PROBLEM REQUIREMENTS => Select the lines below containing the word "Dekan".

DATA LISTING =>
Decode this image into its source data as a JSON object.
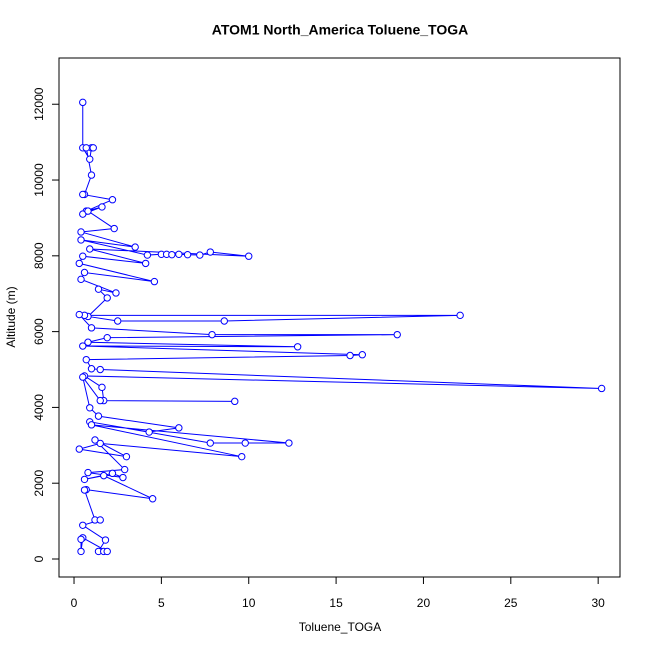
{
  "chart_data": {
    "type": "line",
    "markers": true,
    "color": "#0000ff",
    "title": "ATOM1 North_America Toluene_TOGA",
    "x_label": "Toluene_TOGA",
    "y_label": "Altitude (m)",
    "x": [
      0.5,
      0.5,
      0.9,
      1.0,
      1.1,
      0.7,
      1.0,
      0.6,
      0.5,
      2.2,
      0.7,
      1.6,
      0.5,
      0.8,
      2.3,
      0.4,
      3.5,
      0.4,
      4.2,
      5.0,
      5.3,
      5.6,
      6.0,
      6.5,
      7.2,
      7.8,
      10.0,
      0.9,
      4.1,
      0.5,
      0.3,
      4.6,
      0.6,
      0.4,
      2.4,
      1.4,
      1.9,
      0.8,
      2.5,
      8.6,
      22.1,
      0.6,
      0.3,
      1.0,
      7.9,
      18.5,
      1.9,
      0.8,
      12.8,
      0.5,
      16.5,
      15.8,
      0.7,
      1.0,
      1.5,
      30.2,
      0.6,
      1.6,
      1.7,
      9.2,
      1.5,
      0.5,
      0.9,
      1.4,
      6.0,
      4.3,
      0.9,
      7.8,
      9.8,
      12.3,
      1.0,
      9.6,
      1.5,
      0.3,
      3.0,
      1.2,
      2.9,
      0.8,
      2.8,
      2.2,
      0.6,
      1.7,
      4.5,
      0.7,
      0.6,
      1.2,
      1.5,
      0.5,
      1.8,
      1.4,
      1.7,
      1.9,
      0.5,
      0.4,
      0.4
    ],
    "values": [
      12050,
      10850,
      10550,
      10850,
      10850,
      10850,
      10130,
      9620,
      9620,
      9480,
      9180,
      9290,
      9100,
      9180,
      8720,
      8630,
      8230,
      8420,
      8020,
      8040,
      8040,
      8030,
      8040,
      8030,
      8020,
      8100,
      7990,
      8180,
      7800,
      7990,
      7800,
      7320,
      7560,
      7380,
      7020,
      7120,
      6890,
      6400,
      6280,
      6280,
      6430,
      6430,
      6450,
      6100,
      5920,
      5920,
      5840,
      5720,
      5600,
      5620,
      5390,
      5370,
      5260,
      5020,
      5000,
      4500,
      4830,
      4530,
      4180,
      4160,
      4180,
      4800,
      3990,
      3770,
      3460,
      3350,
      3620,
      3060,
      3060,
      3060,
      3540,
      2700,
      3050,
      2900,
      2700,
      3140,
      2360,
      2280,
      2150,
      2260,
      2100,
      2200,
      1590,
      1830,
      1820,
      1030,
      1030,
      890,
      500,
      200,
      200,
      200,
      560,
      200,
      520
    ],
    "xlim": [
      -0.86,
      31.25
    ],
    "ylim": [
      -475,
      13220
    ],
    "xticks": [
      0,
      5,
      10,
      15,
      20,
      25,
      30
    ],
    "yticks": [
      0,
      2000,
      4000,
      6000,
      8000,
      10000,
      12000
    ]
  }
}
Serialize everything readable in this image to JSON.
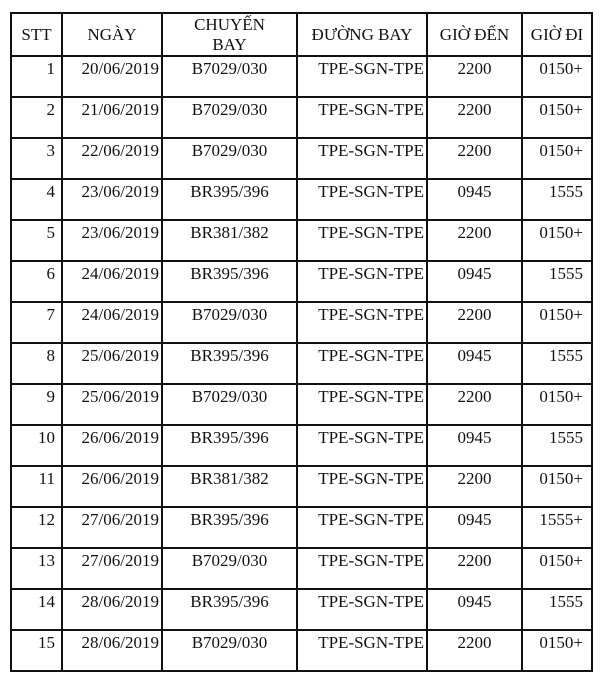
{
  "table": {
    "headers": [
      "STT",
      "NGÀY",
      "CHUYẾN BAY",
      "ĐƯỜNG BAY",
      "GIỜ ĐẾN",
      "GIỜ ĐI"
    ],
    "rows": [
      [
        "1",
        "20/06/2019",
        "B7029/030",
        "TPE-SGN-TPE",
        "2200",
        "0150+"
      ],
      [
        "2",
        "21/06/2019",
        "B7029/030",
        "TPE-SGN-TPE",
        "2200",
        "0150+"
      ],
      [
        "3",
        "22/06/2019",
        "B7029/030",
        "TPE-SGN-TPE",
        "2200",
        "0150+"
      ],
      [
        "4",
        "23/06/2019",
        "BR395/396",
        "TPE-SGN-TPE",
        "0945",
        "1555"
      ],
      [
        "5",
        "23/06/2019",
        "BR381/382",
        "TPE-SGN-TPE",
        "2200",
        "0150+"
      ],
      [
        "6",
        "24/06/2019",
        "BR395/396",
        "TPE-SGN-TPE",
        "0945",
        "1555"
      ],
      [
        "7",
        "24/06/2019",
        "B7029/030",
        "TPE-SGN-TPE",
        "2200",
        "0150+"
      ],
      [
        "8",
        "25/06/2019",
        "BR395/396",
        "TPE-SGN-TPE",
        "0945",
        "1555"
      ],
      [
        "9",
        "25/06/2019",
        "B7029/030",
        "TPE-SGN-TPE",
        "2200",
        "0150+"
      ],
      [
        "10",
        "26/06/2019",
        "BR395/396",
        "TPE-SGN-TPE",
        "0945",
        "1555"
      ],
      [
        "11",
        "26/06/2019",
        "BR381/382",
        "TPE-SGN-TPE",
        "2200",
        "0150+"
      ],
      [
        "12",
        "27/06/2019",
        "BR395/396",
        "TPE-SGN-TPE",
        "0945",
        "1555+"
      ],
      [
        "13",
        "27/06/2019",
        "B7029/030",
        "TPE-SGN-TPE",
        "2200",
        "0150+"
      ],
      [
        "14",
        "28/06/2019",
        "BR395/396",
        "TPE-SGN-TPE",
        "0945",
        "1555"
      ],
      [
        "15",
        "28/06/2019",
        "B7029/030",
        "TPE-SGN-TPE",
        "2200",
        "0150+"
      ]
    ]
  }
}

* * *

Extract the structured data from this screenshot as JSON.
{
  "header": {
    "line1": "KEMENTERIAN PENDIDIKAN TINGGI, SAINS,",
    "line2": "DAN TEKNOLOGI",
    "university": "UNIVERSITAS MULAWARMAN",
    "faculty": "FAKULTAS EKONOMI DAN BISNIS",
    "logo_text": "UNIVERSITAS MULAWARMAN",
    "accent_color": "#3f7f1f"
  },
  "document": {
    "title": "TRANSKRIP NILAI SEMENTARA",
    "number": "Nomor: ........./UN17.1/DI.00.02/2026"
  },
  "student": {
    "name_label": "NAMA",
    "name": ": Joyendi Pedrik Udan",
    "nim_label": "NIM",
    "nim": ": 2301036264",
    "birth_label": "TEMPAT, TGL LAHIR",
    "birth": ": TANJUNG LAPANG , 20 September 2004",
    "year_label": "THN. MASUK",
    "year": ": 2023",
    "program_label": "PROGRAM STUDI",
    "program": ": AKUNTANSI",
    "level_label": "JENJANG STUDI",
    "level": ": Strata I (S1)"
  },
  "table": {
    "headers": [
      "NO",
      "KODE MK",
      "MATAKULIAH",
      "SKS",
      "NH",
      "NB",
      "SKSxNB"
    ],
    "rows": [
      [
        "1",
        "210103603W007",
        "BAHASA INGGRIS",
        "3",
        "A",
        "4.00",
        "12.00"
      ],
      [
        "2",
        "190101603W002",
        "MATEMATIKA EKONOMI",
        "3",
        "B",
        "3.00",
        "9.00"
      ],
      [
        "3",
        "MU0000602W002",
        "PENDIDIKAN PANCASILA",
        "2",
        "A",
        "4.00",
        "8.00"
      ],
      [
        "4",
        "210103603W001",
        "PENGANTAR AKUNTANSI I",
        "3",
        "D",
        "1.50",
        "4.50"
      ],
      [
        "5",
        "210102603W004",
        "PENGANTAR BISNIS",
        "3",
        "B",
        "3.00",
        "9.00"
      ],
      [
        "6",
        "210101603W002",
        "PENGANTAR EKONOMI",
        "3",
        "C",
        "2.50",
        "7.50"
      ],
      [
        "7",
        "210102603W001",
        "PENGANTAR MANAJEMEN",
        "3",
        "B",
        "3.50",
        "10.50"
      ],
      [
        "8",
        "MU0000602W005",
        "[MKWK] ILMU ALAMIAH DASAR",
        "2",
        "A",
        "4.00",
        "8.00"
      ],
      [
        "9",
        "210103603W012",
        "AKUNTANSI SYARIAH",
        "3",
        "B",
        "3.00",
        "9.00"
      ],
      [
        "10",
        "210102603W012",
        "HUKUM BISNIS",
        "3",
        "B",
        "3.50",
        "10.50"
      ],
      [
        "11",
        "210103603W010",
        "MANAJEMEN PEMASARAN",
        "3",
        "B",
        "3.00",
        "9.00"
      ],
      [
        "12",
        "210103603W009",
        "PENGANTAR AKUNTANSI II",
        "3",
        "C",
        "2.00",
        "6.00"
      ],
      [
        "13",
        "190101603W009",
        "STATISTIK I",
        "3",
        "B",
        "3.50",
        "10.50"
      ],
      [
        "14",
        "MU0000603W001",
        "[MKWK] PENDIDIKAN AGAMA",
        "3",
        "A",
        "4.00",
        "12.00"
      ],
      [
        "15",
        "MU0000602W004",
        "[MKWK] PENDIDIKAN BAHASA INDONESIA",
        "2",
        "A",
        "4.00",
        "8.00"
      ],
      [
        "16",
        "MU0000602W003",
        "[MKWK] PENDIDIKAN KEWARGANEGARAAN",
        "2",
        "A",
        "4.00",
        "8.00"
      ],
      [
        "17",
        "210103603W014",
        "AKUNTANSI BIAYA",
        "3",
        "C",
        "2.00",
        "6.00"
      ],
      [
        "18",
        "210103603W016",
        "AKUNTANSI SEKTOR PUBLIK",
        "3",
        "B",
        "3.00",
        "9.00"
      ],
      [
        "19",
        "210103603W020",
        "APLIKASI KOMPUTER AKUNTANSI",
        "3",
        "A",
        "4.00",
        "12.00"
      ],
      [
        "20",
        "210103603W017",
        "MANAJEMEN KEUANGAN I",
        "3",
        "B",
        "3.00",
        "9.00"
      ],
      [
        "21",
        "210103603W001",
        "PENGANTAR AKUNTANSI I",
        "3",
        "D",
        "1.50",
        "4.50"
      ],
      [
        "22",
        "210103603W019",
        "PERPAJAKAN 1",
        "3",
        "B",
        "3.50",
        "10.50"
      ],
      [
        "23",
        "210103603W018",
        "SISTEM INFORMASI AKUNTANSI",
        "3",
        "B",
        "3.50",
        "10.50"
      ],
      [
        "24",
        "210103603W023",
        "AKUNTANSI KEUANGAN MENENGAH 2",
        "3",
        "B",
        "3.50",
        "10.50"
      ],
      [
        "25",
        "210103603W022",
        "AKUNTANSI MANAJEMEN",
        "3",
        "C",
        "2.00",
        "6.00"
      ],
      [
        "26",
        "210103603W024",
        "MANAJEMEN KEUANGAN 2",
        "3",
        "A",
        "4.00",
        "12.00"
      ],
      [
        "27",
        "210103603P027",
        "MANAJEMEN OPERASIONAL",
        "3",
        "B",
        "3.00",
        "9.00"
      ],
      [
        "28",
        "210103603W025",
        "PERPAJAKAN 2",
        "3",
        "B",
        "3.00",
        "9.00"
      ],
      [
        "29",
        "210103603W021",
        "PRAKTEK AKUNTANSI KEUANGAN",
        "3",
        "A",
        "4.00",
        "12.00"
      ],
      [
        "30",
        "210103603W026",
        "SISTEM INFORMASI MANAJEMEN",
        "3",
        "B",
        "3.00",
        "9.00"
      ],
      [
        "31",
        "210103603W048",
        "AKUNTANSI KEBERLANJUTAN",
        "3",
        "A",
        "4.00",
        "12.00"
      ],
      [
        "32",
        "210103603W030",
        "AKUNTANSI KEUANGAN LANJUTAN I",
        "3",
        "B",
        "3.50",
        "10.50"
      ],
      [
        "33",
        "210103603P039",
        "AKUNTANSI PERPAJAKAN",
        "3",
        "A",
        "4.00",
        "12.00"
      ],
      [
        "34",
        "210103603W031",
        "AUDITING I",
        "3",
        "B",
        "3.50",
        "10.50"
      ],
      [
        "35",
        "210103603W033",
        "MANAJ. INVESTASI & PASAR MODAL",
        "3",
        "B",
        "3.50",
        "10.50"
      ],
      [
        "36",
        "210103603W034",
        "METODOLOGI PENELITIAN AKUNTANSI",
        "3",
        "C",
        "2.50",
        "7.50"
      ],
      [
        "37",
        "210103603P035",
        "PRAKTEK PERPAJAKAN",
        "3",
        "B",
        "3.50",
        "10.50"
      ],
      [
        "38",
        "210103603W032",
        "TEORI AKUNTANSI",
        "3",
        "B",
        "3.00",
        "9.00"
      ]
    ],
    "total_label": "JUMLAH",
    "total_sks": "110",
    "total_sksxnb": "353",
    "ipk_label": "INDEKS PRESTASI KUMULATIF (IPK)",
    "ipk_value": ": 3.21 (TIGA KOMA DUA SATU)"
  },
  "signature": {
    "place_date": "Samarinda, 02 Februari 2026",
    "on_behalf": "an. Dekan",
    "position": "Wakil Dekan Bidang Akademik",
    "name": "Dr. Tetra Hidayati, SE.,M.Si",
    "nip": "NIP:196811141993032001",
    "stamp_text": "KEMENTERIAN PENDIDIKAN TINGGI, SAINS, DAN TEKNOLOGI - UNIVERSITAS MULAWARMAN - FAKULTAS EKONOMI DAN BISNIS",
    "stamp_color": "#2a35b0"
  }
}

* * *

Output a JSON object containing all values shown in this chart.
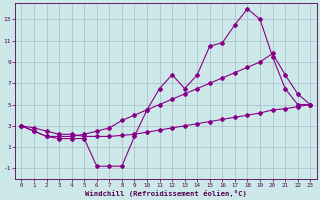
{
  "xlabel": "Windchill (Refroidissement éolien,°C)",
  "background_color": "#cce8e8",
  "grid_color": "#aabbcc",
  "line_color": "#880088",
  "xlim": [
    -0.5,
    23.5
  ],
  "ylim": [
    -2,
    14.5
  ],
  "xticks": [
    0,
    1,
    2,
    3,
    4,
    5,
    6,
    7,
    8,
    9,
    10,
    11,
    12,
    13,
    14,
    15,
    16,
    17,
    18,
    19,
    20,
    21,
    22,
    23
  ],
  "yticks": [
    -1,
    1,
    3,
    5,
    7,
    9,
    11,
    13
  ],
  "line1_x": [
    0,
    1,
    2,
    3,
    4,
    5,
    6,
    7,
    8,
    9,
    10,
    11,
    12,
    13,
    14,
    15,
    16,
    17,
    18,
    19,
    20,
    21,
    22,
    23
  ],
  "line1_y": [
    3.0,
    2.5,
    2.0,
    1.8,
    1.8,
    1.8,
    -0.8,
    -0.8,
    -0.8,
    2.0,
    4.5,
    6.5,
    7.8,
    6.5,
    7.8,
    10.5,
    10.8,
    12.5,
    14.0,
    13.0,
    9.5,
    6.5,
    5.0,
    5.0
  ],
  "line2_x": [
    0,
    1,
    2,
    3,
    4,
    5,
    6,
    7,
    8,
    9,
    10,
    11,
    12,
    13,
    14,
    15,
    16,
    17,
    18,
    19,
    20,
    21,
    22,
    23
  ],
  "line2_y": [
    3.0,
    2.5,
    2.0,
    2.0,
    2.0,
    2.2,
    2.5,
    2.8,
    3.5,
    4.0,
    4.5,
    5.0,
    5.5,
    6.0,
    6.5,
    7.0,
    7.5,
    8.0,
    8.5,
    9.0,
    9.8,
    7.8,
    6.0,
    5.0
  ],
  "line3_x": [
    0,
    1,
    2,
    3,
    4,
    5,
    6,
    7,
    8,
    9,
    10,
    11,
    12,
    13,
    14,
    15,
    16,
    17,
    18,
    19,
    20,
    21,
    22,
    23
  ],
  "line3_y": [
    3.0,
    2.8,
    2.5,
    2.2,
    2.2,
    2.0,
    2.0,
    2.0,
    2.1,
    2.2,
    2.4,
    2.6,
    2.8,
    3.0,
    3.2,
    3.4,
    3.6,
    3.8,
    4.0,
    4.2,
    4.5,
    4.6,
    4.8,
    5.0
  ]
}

SOLUTION TO THE PROBLEM =>
    "on_behalf": "an. Dekan",
    "position": "Wakil Dekan Bidang Akademik",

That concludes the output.